Every entry must be repeated exactly. Exclude all pictures.

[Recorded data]
-- begin --

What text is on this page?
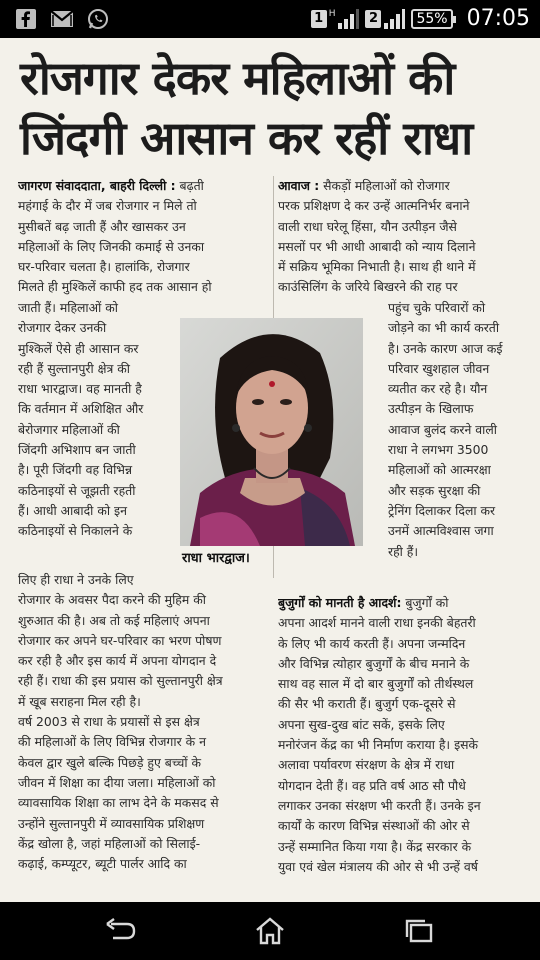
1 H	2	55% 07:05
रोजगार देकर महिलाओं की
जिंदगी आसान कर रहीं राधा
जागरण संवाददाता, बाहरी दिल्ली : बढ़ती
महंगाई के दौर में जब रोजगार न मिले तो
मुसीबतें बढ़ जाती हैं और खासकर उन
महिलाओं के लिए जिनकी कमाई से उनका
घर-परिवार चलता है। हालांकि, रोजगार
मिलते ही मुश्किलें काफी हद तक आसान हो
जाती हैं। महिलाओं को
रोजगार देकर उनकी
मुश्किलें ऐसे ही आसान कर
रही हैं सुल्तानपुरी क्षेत्र की
राधा भारद्वाज। वह मानती है
कि वर्तमान में अशिक्षित और
बेरोजगार महिलाओं की
जिंदगी अभिशाप बन जाती
है। पूरी जिंदगी वह विभिन्न
कठिनाइयों से जूझती रहती
हैं। आधी आबादी को इन
कठिनाइयों से निकालने के
लिए ही राधा ने उनके लिए
रोजगार के अवसर पैदा करने की मुहिम की
शुरुआत की है। अब तो कई महिलाएं अपना
रोजगार कर अपने घर-परिवार का भरण पोषण
कर रही है और इस कार्य में अपना योगदान दे
रही हैं। राधा की इस प्रयास को सुल्तानपुरी क्षेत्र
में खूब सराहना मिल रही है।
वर्ष 2003 से राधा के प्रयासों से इस क्षेत्र
की महिलाओं के लिए विभिन्न रोजगार के न
केवल द्वार खुले बल्कि पिछड़े हुए बच्चों के
जीवन में शिक्षा का दीया जला। महिलाओं को
व्यावसायिक शिक्षा का लाभ देने के मकसद से
उन्होंने सुल्तानपुरी में व्यावसायिक प्रशिक्षण
केंद्र खोला है, जहां महिलाओं को सिलाई-
कढ़ाई, कम्प्यूटर, ब्यूटी पार्लर आदि का
राधा भारद्वाज।
आवाज : सैकड़ों महिलाओं को रोजगार
परक प्रशिक्षण दे कर उन्हें आत्मनिर्भर बनाने
वाली राधा घरेलू हिंसा, यौन उत्पीड़न जैसे
मसलों पर भी आधी आबादी को न्याय दिलाने
में सक्रिय भूमिका निभाती है। साथ ही थाने में
काउंसिलिंग के जरिये बिखरने की राह पर
पहुंच चुके परिवारों को
जोड़ने का भी कार्य करती
है। उनके कारण आज कई
परिवार खुशहाल जीवन
व्यतीत कर रहे है। यौन
उत्पीड़न के खिलाफ
आवाज बुलंद करने वाली
राधा ने लगभग 3500
महिलाओं को आत्मरक्षा
और सड़क सुरक्षा की
ट्रेनिंग दिलाकर दिला कर
उनमें आत्मविश्वास जगा
रही हैं।
बुजुर्गों को मानती है आदर्श: बुजुर्गों को
अपना आदर्श मानने वाली राधा इनकी बेहतरी
के लिए भी कार्य करती हैं। अपना जन्मदिन
और विभिन्न त्योहार बुजुर्गों के बीच मनाने के
साथ वह साल में दो बार बुजुर्गों को तीर्थस्थल
की सैर भी कराती हैं। बुजुर्ग एक-दूसरे से
अपना सुख-दुख बांट सकें, इसके लिए
मनोरंजन केंद्र का भी निर्माण कराया है। इसके
अलावा पर्यावरण संरक्षण के क्षेत्र में राधा
योगदान देती हैं। वह प्रति वर्ष आठ सौ पौधे
लगाकर उनका संरक्षण भी करती हैं। उनके इन
कार्यों के कारण विभिन्न संस्थाओं की ओर से
उन्हें सम्मानित किया गया है। केंद्र सरकार के
युवा एवं खेल मंत्रालय की ओर से भी उन्हें वर्ष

-- end --

Task solution:
What text is on this page?
1 H	2	55% 07:05
रोजगार देकर महिलाओं की
जिंदगी आसान कर रहीं राधा
जागरण संवाददाता, बाहरी दिल्ली : बढ़ती
महंगाई के दौर में जब रोजगार न मिले तो
मुसीबतें बढ़ जाती हैं और खासकर उन
महिलाओं के लिए जिनकी कमाई से उनका
घर-परिवार चलता है। हालांकि, रोजगार
मिलते ही मुश्किलें काफी हद तक आसान हो
जाती हैं। महिलाओं को
रोजगार देकर उनकी
मुश्किलें ऐसे ही आसान कर
रही हैं सुल्तानपुरी क्षेत्र की
राधा भारद्वाज। वह मानती है
कि वर्तमान में अशिक्षित और
बेरोजगार महिलाओं की
जिंदगी अभिशाप बन जाती
है। पूरी जिंदगी वह विभिन्न
कठिनाइयों से जूझती रहती
हैं। आधी आबादी को इन
कठिनाइयों से निकालने के
लिए ही राधा ने उनके लिए
रोजगार के अवसर पैदा करने की मुहिम की
शुरुआत की है। अब तो कई महिलाएं अपना
रोजगार कर अपने घर-परिवार का भरण पोषण
कर रही है और इस कार्य में अपना योगदान दे
रही हैं। राधा की इस प्रयास को सुल्तानपुरी क्षेत्र
में खूब सराहना मिल रही है।
वर्ष 2003 से राधा के प्रयासों से इस क्षेत्र
की महिलाओं के लिए विभिन्न रोजगार के न
केवल द्वार खुले बल्कि पिछड़े हुए बच्चों के
जीवन में शिक्षा का दीया जला। महिलाओं को
व्यावसायिक शिक्षा का लाभ देने के मकसद से
उन्होंने सुल्तानपुरी में व्यावसायिक प्रशिक्षण
केंद्र खोला है, जहां महिलाओं को सिलाई-
कढ़ाई, कम्प्यूटर, ब्यूटी पार्लर आदि का
राधा भारद्वाज।
आवाज : सैकड़ों महिलाओं को रोजगार
परक प्रशिक्षण दे कर उन्हें आत्मनिर्भर बनाने
वाली राधा घरेलू हिंसा, यौन उत्पीड़न जैसे
मसलों पर भी आधी आबादी को न्याय दिलाने
में सक्रिय भूमिका निभाती है। साथ ही थाने में
काउंसिलिंग के जरिये बिखरने की राह पर
पहुंच चुके परिवारों को
जोड़ने का भी कार्य करती
है। उनके कारण आज कई
परिवार खुशहाल जीवन
व्यतीत कर रहे है। यौन
उत्पीड़न के खिलाफ
आवाज बुलंद करने वाली
राधा ने लगभग 3500
महिलाओं को आत्मरक्षा
और सड़क सुरक्षा की
ट्रेनिंग दिलाकर दिला कर
उनमें आत्मविश्वास जगा
रही हैं।
बुजुर्गों को मानती है आदर्श: बुजुर्गों को
अपना आदर्श मानने वाली राधा इनकी बेहतरी
के लिए भी कार्य करती हैं। अपना जन्मदिन
और विभिन्न त्योहार बुजुर्गों के बीच मनाने के
साथ वह साल में दो बार बुजुर्गों को तीर्थस्थल
की सैर भी कराती हैं। बुजुर्ग एक-दूसरे से
अपना सुख-दुख बांट सकें, इसके लिए
मनोरंजन केंद्र का भी निर्माण कराया है। इसके
अलावा पर्यावरण संरक्षण के क्षेत्र में राधा
योगदान देती हैं। वह प्रति वर्ष आठ सौ पौधे
लगाकर उनका संरक्षण भी करती हैं। उनके इन
कार्यों के कारण विभिन्न संस्थाओं की ओर से
उन्हें सम्मानित किया गया है। केंद्र सरकार के
युवा एवं खेल मंत्रालय की ओर से भी उन्हें वर्ष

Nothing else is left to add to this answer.